▶ _Source data_
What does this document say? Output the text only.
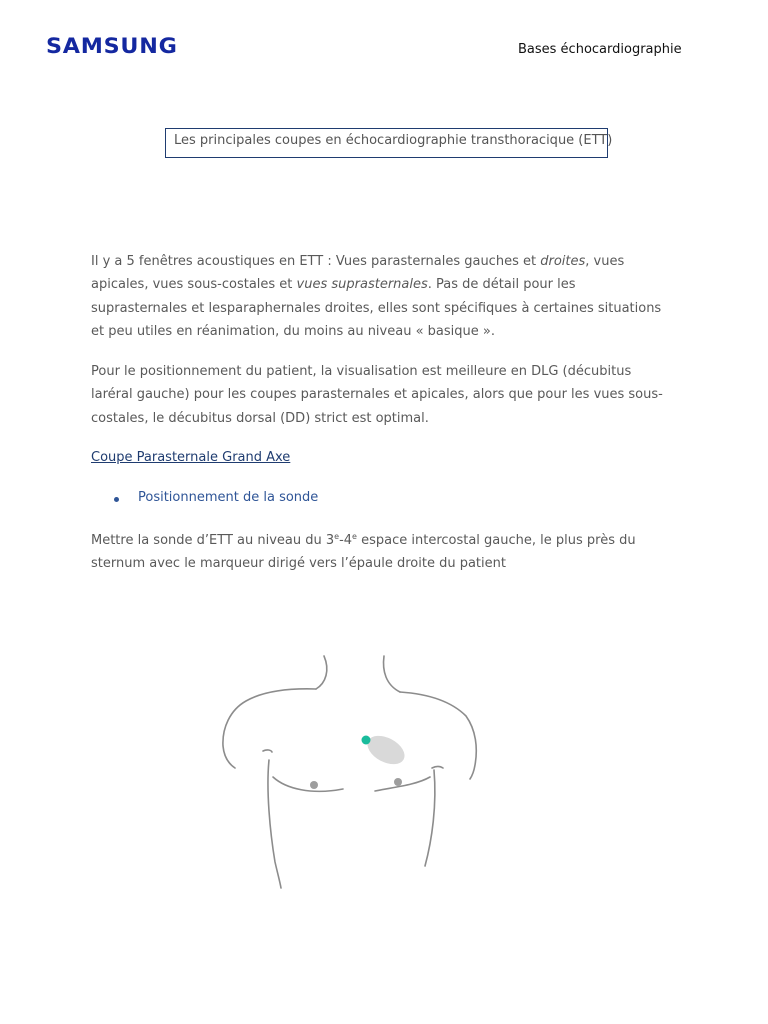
SAMSUNG	Bases échocardiographie
Les principales coupes en échocardiographie transthoracique (ETT)
Il y a 5 fenêtres acoustiques en ETT : Vues parasternales gauches et droites, vues apicales, vues sous-costales et vues suprasternales. Pas de détail pour les suprasternales et lesparaphernales droites, elles sont spécifiques à certaines situations et peu utiles en réanimation, du moins au niveau « basique ».
Pour le positionnement du patient, la visualisation est meilleure en DLG (décubitus laréral gauche) pour les coupes parasternales et apicales, alors que pour les vues sous-costales, le décubitus dorsal (DD) strict est optimal.
Coupe Parasternale Grand Axe
Positionnement de la sonde
Mettre la sonde d’ETT au niveau du 3e-4e espace intercostal gauche, le plus près du sternum avec le marqueur dirigé vers l’épaule droite du patient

▶ _Task brief_
Copy out all the records exactly, excluding pictures.

▶ _Solution_
What does this document say? Output the text only.
SAMSUNG	Bases échocardiographie
Les principales coupes en échocardiographie transthoracique (ETT)
Il y a 5 fenêtres acoustiques en ETT : Vues parasternales gauches et droites, vues apicales, vues sous-costales et vues suprasternales. Pas de détail pour les suprasternales et lesparaphernales droites, elles sont spécifiques à certaines situations et peu utiles en réanimation, du moins au niveau « basique ».
Pour le positionnement du patient, la visualisation est meilleure en DLG (décubitus laréral gauche) pour les coupes parasternales et apicales, alors que pour les vues sous-costales, le décubitus dorsal (DD) strict est optimal.
Coupe Parasternale Grand Axe
Positionnement de la sonde
Mettre la sonde d’ETT au niveau du 3e-4e espace intercostal gauche, le plus près du sternum avec le marqueur dirigé vers l’épaule droite du patient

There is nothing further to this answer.